**What is asked**
Copy out the listing in full, exactly as written, but not its pictures.

★ ★ ★ ★ ★ ★ ★

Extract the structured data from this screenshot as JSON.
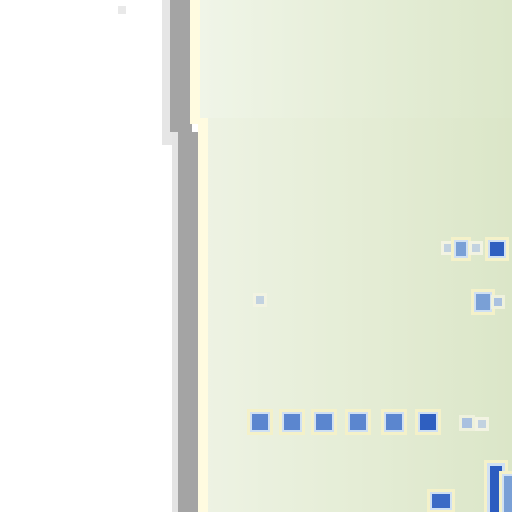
{
  "screen": {
    "description_visible": false,
    "colors": {
      "background": "#ffffff",
      "frame_grey": "#a4a4a4",
      "frame_light": "#e4e4e4",
      "frame_highlight": "#fffbe0",
      "panel_green": "#e5edd6",
      "glyph_blue": "#5b86cf",
      "glyph_dark_blue": "#2f5fc0"
    }
  },
  "panel": {
    "text_rows": [
      {
        "glyph_count": 4
      },
      {
        "glyph_count": 2
      },
      {
        "glyph_count": 8
      },
      {
        "glyph_count": 3
      }
    ]
  }
}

★ ★ ★ ★ ★ ★ ★

**Final answer**
Extract the structured data from this screenshot as JSON.
{
  "screen": {
    "description_visible": false,
    "colors": {
      "background": "#ffffff",
      "frame_grey": "#a4a4a4",
      "frame_light": "#e4e4e4",
      "frame_highlight": "#fffbe0",
      "panel_green": "#e5edd6",
      "glyph_blue": "#5b86cf",
      "glyph_dark_blue": "#2f5fc0"
    }
  },
  "panel": {
    "text_rows": [
      {
        "glyph_count": 4
      },
      {
        "glyph_count": 2
      },
      {
        "glyph_count": 8
      },
      {
        "glyph_count": 3
      }
    ]
  }
}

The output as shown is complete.